Copy out the listing that follows, exactly, without its pictures.
%%
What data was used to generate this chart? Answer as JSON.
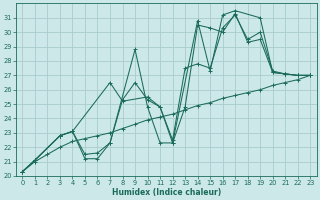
{
  "xlabel": "Humidex (Indice chaleur)",
  "bg_color": "#cce8e8",
  "grid_color": "#aacccc",
  "line_color": "#1a6b5a",
  "xlim": [
    -0.5,
    23.5
  ],
  "ylim": [
    20,
    32
  ],
  "xticks": [
    0,
    1,
    2,
    3,
    4,
    5,
    6,
    7,
    8,
    9,
    10,
    11,
    12,
    13,
    14,
    15,
    16,
    17,
    18,
    19,
    20,
    21,
    22,
    23
  ],
  "yticks": [
    20,
    21,
    22,
    23,
    24,
    25,
    26,
    27,
    28,
    29,
    30,
    31
  ],
  "series": [
    {
      "x": [
        0,
        1,
        3,
        4,
        5,
        6,
        7,
        9,
        10,
        11,
        12,
        14,
        15,
        16,
        17,
        19,
        20,
        21,
        22,
        23
      ],
      "y": [
        20.3,
        21.1,
        22.8,
        23.1,
        21.2,
        21.2,
        22.3,
        28.8,
        24.8,
        22.3,
        22.3,
        30.8,
        27.3,
        31.2,
        31.5,
        31.0,
        27.2,
        27.1,
        27.0,
        27.0
      ]
    },
    {
      "x": [
        0,
        1,
        3,
        4,
        5,
        6,
        7,
        8,
        9,
        10,
        11,
        12,
        13,
        14,
        15,
        16,
        17,
        18,
        19,
        20,
        21,
        22,
        23
      ],
      "y": [
        20.3,
        21.1,
        22.8,
        23.1,
        21.5,
        21.6,
        22.3,
        25.3,
        26.5,
        25.3,
        24.8,
        22.5,
        27.5,
        27.8,
        27.5,
        30.3,
        31.2,
        29.5,
        30.0,
        27.3,
        27.1,
        27.0,
        27.0
      ]
    },
    {
      "x": [
        0,
        1,
        3,
        4,
        7,
        8,
        10,
        11,
        12,
        13,
        14,
        15,
        16,
        17,
        18,
        19,
        20,
        21,
        22,
        23
      ],
      "y": [
        20.3,
        21.1,
        22.8,
        23.1,
        26.5,
        25.2,
        25.5,
        24.8,
        22.3,
        24.8,
        30.5,
        30.3,
        30.0,
        31.3,
        29.3,
        29.5,
        27.2,
        27.1,
        27.0,
        27.0
      ]
    },
    {
      "x": [
        0,
        1,
        2,
        3,
        4,
        5,
        6,
        7,
        8,
        9,
        10,
        11,
        12,
        13,
        14,
        15,
        16,
        17,
        18,
        19,
        20,
        21,
        22,
        23
      ],
      "y": [
        20.3,
        21.0,
        21.5,
        22.0,
        22.4,
        22.6,
        22.8,
        23.0,
        23.3,
        23.6,
        23.9,
        24.1,
        24.3,
        24.6,
        24.9,
        25.1,
        25.4,
        25.6,
        25.8,
        26.0,
        26.3,
        26.5,
        26.7,
        27.0
      ]
    }
  ]
}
%%
* **TASK ANSWER**
What data was used to generate this chart? Answer as JSON.
{
  "xlabel": "Humidex (Indice chaleur)",
  "bg_color": "#cce8e8",
  "grid_color": "#aacccc",
  "line_color": "#1a6b5a",
  "xlim": [
    -0.5,
    23.5
  ],
  "ylim": [
    20,
    32
  ],
  "xticks": [
    0,
    1,
    2,
    3,
    4,
    5,
    6,
    7,
    8,
    9,
    10,
    11,
    12,
    13,
    14,
    15,
    16,
    17,
    18,
    19,
    20,
    21,
    22,
    23
  ],
  "yticks": [
    20,
    21,
    22,
    23,
    24,
    25,
    26,
    27,
    28,
    29,
    30,
    31
  ],
  "series": [
    {
      "x": [
        0,
        1,
        3,
        4,
        5,
        6,
        7,
        9,
        10,
        11,
        12,
        14,
        15,
        16,
        17,
        19,
        20,
        21,
        22,
        23
      ],
      "y": [
        20.3,
        21.1,
        22.8,
        23.1,
        21.2,
        21.2,
        22.3,
        28.8,
        24.8,
        22.3,
        22.3,
        30.8,
        27.3,
        31.2,
        31.5,
        31.0,
        27.2,
        27.1,
        27.0,
        27.0
      ]
    },
    {
      "x": [
        0,
        1,
        3,
        4,
        5,
        6,
        7,
        8,
        9,
        10,
        11,
        12,
        13,
        14,
        15,
        16,
        17,
        18,
        19,
        20,
        21,
        22,
        23
      ],
      "y": [
        20.3,
        21.1,
        22.8,
        23.1,
        21.5,
        21.6,
        22.3,
        25.3,
        26.5,
        25.3,
        24.8,
        22.5,
        27.5,
        27.8,
        27.5,
        30.3,
        31.2,
        29.5,
        30.0,
        27.3,
        27.1,
        27.0,
        27.0
      ]
    },
    {
      "x": [
        0,
        1,
        3,
        4,
        7,
        8,
        10,
        11,
        12,
        13,
        14,
        15,
        16,
        17,
        18,
        19,
        20,
        21,
        22,
        23
      ],
      "y": [
        20.3,
        21.1,
        22.8,
        23.1,
        26.5,
        25.2,
        25.5,
        24.8,
        22.3,
        24.8,
        30.5,
        30.3,
        30.0,
        31.3,
        29.3,
        29.5,
        27.2,
        27.1,
        27.0,
        27.0
      ]
    },
    {
      "x": [
        0,
        1,
        2,
        3,
        4,
        5,
        6,
        7,
        8,
        9,
        10,
        11,
        12,
        13,
        14,
        15,
        16,
        17,
        18,
        19,
        20,
        21,
        22,
        23
      ],
      "y": [
        20.3,
        21.0,
        21.5,
        22.0,
        22.4,
        22.6,
        22.8,
        23.0,
        23.3,
        23.6,
        23.9,
        24.1,
        24.3,
        24.6,
        24.9,
        25.1,
        25.4,
        25.6,
        25.8,
        26.0,
        26.3,
        26.5,
        26.7,
        27.0
      ]
    }
  ]
}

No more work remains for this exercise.